* [Dataset records]
------------

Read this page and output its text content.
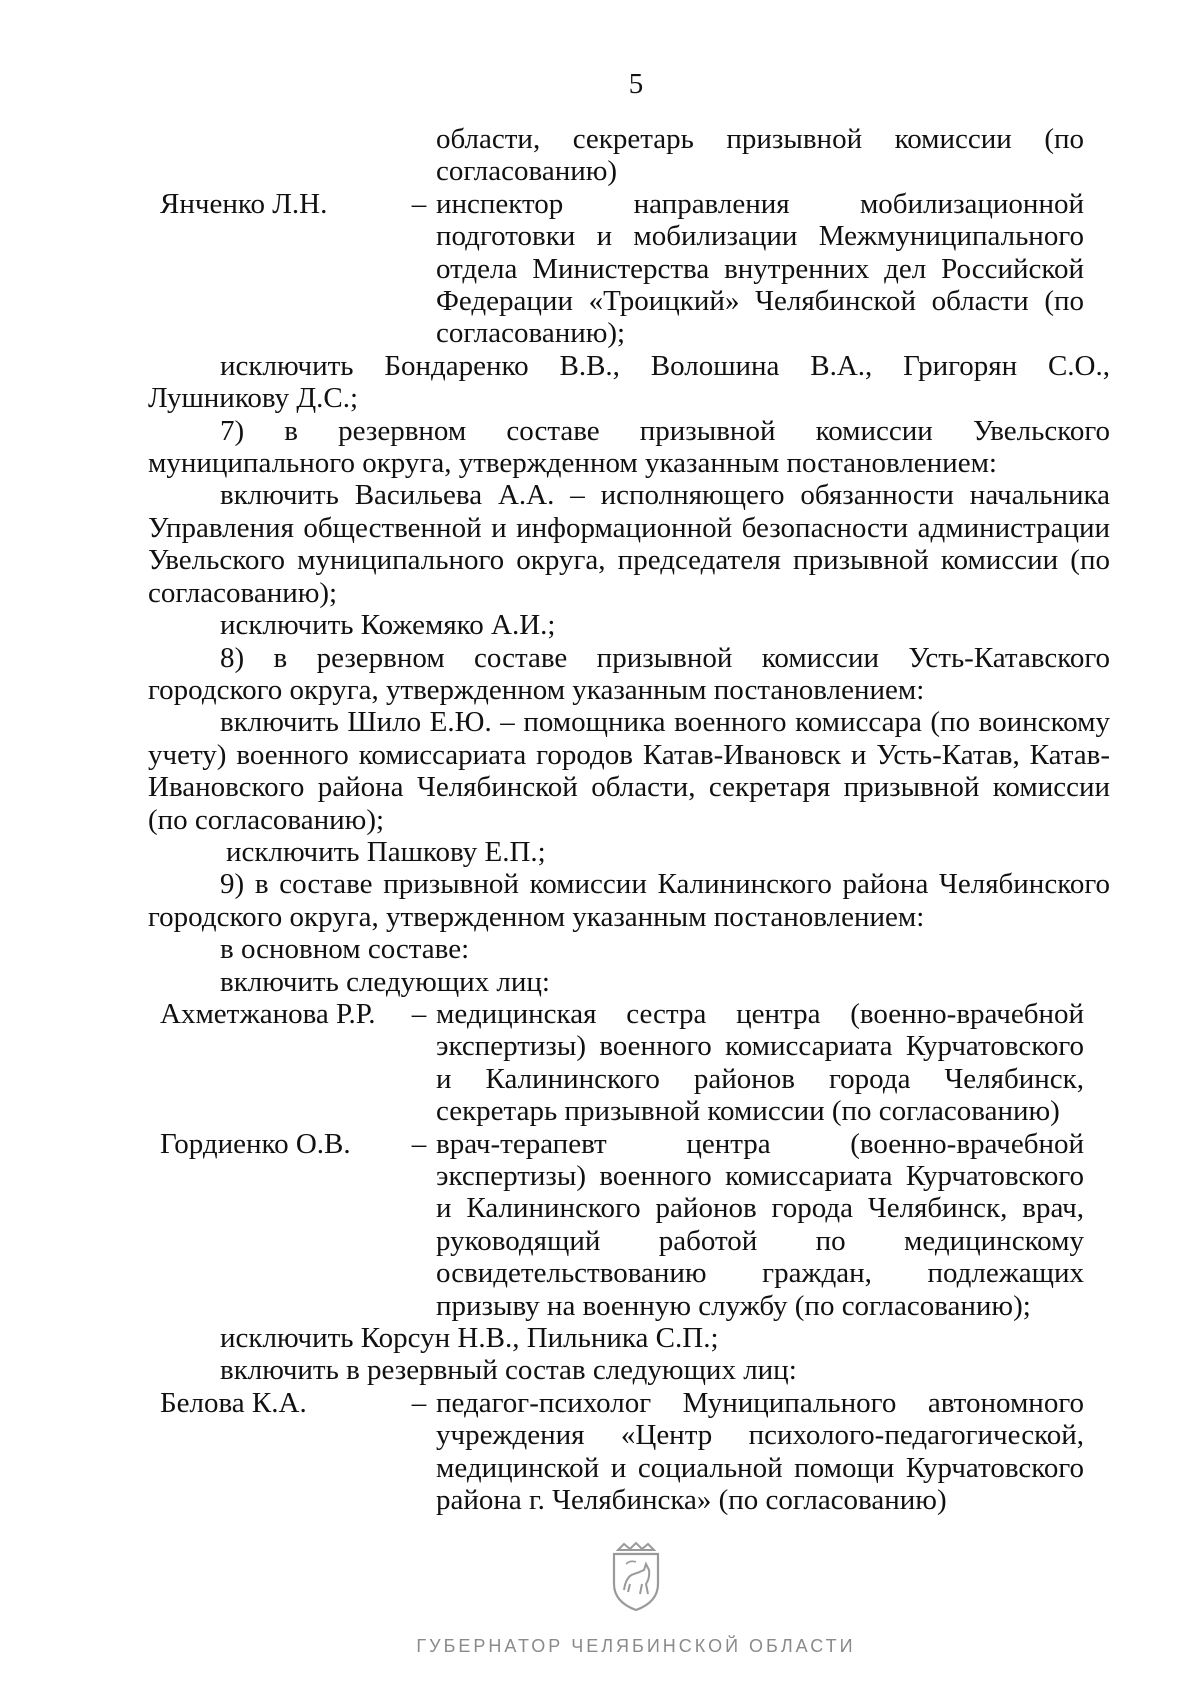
5
области, секретарь призывной комиссии (по согласованию)
Янченко Л.Н.	– инспектор направления мобилизационной подготовки и мобилизации Межмуниципального отдела Министерства внутренних дел Российской Федерации «Троицкий» Челябинской области (по согласованию);
исключить Бондаренко В.В., Волошина В.А., Григорян С.О., Лушникову Д.С.;
7) в резервном составе призывной комиссии Увельского муниципального округа, утвержденном указанным постановлением:
включить Васильева А.А. – исполняющего обязанности начальника Управления общественной и информационной безопасности администрации Увельского муниципального округа, председателя призывной комиссии (по согласованию);
исключить Кожемяко А.И.;
8) в резервном составе призывной комиссии Усть-Катавского городского округа, утвержденном указанным постановлением:
включить Шило Е.Ю. – помощника военного комиссара (по воинскому учету) военного комиссариата городов Катав-Ивановск и Усть-Катав, Катав-Ивановского района Челябинской области, секретаря призывной комиссии (по согласованию);
исключить Пашкову Е.П.;
9) в составе призывной комиссии Калининского района Челябинского городского округа, утвержденном указанным постановлением:
в основном составе:
включить следующих лиц:
Ахметжанова Р.Р.	– медицинская сестра центра (военно-врачебной экспертизы) военного комиссариата Курчатовского и Калининского районов города Челябинск, секретарь призывной комиссии (по согласованию)
Гордиенко О.В.	– врач-терапевт центра (военно-врачебной экспертизы) военного комиссариата Курчатовского и Калининского районов города Челябинск, врач, руководящий работой по медицинскому освидетельствованию граждан, подлежащих призыву на военную службу (по согласованию);
исключить Корсун Н.В., Пильника С.П.;
включить в резервный состав следующих лиц:
Белова К.А.	– педагог-психолог Муниципального автономного учреждения «Центр психолого-педагогической, медицинской и социальной помощи Курчатовского района г. Челябинска» (по согласованию)
ГУБЕРНАТОР ЧЕЛЯБИНСКОЙ ОБЛАСТИ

------------

* [STATED TASK] Reproduce all of the data exactly; the pictures do not belong in the copy.

* [TASK OUTPUT]
Read this page and output its text content.
5
области, секретарь призывной комиссии (по согласованию)
Янченко Л.Н.	– инспектор направления мобилизационной подготовки и мобилизации Межмуниципального отдела Министерства внутренних дел Российской Федерации «Троицкий» Челябинской области (по согласованию);
исключить Бондаренко В.В., Волошина В.А., Григорян С.О., Лушникову Д.С.;
7) в резервном составе призывной комиссии Увельского муниципального округа, утвержденном указанным постановлением:
включить Васильева А.А. – исполняющего обязанности начальника Управления общественной и информационной безопасности администрации Увельского муниципального округа, председателя призывной комиссии (по согласованию);
исключить Кожемяко А.И.;
8) в резервном составе призывной комиссии Усть-Катавского городского округа, утвержденном указанным постановлением:
включить Шило Е.Ю. – помощника военного комиссара (по воинскому учету) военного комиссариата городов Катав-Ивановск и Усть-Катав, Катав-Ивановского района Челябинской области, секретаря призывной комиссии (по согласованию);
исключить Пашкову Е.П.;
9) в составе призывной комиссии Калининского района Челябинского городского округа, утвержденном указанным постановлением:
в основном составе:
включить следующих лиц:
Ахметжанова Р.Р.	– медицинская сестра центра (военно-врачебной экспертизы) военного комиссариата Курчатовского и Калининского районов города Челябинск, секретарь призывной комиссии (по согласованию)
Гордиенко О.В.	– врач-терапевт центра (военно-врачебной экспертизы) военного комиссариата Курчатовского и Калининского районов города Челябинск, врач, руководящий работой по медицинскому освидетельствованию граждан, подлежащих призыву на военную службу (по согласованию);
исключить Корсун Н.В., Пильника С.П.;
включить в резервный состав следующих лиц:
Белова К.А.	– педагог-психолог Муниципального автономного учреждения «Центр психолого-педагогической, медицинской и социальной помощи Курчатовского района г. Челябинска» (по согласованию)
ГУБЕРНАТОР ЧЕЛЯБИНСКОЙ ОБЛАСТИ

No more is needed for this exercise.